TASK
Reply with one number only: the count of lines below that contain the word "style".

** Begin DATASET ROWS **

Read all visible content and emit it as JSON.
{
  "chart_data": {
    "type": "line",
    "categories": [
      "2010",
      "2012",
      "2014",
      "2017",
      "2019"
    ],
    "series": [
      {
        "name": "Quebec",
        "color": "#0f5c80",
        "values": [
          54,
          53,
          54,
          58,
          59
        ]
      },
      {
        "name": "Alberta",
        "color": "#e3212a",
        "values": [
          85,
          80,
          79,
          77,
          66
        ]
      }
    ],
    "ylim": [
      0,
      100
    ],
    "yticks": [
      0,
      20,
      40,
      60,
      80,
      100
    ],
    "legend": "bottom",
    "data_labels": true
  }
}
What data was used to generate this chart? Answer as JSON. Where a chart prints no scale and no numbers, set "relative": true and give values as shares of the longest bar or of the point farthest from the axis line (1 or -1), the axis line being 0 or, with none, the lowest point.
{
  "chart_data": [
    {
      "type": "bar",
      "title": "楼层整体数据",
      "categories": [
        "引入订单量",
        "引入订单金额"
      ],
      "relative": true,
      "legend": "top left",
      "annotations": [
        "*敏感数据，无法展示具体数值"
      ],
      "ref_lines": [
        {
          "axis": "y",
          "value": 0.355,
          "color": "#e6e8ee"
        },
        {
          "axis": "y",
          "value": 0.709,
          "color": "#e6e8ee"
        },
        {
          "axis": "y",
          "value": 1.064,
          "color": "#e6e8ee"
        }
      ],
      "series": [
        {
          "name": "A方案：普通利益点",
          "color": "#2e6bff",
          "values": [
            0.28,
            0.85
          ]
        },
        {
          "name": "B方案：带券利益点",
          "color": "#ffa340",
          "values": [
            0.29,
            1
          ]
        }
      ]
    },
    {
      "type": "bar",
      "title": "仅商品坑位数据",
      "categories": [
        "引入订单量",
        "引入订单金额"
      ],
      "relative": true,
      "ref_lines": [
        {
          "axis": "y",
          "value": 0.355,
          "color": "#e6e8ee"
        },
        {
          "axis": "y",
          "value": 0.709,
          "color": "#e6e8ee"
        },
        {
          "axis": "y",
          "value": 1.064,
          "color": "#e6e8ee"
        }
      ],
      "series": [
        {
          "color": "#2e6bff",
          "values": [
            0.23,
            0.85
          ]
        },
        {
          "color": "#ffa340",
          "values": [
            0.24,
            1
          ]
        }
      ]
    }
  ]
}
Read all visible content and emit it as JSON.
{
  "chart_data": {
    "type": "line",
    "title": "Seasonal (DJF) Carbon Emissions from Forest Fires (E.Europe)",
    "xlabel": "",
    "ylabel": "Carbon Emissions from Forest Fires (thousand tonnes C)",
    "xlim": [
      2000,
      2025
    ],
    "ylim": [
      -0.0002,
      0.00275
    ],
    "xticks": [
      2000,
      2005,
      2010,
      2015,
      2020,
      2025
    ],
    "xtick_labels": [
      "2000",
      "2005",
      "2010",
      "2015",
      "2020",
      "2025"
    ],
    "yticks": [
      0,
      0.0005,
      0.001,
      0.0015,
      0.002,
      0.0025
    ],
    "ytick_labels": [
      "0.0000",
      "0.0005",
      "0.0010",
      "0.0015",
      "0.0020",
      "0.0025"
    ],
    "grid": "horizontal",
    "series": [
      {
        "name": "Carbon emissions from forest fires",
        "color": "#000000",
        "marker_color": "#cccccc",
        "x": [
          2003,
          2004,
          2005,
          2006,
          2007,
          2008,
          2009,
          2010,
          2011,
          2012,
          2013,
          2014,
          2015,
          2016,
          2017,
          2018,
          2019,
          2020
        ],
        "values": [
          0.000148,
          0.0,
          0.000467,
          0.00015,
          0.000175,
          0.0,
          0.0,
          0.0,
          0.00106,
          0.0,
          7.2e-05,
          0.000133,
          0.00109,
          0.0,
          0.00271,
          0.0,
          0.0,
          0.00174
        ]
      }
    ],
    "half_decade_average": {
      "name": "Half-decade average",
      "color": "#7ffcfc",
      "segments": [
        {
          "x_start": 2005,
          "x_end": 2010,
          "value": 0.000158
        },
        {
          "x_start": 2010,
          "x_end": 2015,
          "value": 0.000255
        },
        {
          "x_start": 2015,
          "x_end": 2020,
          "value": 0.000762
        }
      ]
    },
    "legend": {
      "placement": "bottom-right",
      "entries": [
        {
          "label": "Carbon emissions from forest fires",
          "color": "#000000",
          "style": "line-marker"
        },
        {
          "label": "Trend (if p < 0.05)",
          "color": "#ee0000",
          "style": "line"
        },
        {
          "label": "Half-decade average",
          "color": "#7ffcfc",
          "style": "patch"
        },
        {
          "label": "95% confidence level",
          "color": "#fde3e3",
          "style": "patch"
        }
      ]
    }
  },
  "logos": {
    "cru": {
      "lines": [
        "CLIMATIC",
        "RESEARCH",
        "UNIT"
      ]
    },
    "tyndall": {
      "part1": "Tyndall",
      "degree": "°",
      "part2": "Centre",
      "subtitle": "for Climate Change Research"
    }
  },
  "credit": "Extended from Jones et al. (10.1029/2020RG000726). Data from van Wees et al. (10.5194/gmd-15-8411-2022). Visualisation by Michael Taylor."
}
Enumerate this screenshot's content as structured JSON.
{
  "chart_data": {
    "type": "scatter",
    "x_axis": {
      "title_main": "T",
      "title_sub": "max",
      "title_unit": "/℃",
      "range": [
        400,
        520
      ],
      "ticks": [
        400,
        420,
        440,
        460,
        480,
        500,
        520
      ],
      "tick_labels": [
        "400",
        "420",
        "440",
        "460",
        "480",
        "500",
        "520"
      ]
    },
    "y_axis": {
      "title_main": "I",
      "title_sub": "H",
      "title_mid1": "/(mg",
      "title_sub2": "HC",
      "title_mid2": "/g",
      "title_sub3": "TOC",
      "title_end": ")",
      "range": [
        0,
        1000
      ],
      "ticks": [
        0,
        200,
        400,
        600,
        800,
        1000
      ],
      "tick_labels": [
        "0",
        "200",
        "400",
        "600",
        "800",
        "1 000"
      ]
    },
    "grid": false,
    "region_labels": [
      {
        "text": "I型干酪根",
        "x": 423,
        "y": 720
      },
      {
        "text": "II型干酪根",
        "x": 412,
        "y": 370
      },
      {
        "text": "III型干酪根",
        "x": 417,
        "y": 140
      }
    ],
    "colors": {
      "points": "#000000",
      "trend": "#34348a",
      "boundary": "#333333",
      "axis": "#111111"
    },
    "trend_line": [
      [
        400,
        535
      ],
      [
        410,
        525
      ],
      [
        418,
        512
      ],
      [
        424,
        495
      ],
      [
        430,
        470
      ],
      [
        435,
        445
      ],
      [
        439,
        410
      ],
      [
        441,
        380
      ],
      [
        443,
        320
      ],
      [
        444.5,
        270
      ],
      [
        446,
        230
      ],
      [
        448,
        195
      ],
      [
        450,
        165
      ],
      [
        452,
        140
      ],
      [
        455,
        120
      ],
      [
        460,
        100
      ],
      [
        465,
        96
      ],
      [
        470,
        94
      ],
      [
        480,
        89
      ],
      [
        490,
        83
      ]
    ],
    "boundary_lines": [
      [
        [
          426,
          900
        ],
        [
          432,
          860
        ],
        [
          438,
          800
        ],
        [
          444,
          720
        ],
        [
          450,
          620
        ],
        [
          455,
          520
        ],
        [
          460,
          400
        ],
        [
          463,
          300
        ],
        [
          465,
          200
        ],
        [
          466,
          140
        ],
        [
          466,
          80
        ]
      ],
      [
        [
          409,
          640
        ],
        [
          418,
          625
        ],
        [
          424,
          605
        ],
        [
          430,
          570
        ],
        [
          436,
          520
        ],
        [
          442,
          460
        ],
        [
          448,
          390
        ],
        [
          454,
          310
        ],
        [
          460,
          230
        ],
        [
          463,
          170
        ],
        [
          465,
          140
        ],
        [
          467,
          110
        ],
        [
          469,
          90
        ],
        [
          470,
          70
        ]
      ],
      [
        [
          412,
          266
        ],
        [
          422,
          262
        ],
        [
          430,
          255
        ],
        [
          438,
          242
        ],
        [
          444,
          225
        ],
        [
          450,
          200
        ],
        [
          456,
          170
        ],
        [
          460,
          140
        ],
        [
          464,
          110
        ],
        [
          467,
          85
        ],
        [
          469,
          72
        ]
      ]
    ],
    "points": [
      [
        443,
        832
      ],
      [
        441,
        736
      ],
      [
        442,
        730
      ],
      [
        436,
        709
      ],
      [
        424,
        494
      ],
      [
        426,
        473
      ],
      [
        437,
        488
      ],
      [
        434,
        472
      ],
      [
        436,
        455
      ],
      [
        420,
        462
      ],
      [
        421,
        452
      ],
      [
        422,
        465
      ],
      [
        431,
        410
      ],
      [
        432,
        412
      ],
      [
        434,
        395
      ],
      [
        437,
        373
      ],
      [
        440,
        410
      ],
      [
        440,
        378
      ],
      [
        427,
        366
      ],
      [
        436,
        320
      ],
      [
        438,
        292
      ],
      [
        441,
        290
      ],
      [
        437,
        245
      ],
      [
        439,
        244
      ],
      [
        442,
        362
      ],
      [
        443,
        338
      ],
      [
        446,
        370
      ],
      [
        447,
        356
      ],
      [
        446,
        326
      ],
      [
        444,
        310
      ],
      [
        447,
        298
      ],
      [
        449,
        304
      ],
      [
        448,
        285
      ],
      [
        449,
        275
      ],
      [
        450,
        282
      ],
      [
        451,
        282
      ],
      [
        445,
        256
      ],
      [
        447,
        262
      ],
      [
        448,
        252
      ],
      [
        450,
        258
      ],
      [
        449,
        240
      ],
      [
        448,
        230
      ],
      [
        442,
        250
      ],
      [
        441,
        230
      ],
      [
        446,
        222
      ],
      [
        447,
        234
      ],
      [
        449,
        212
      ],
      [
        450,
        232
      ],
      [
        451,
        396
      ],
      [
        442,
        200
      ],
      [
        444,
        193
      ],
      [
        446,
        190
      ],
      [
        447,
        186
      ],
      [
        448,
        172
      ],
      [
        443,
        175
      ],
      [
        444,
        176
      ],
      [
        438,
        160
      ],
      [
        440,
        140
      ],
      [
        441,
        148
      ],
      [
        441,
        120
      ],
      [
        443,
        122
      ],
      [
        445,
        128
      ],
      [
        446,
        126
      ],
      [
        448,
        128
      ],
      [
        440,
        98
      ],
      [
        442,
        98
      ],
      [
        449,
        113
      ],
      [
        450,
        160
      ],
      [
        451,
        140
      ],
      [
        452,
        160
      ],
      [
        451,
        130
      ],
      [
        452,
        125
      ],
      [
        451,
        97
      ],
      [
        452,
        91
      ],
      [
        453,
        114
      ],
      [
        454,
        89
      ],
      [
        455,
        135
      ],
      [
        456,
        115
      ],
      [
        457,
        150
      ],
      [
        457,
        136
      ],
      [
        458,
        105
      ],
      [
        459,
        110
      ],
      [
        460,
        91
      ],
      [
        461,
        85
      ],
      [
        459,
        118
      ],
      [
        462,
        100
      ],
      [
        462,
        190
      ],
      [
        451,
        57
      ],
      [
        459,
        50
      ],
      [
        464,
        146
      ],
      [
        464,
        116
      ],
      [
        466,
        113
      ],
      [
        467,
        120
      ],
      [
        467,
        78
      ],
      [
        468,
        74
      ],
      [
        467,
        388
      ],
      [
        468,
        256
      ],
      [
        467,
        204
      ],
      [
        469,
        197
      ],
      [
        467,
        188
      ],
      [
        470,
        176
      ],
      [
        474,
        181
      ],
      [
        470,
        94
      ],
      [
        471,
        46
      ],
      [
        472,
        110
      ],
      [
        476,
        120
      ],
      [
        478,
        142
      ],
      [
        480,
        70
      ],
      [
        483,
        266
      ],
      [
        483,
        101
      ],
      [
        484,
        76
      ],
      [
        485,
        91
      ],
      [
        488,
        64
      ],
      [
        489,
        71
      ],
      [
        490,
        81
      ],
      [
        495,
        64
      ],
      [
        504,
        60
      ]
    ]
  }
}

** End DATASET ROWS **

PROBLEM SOLUTION
4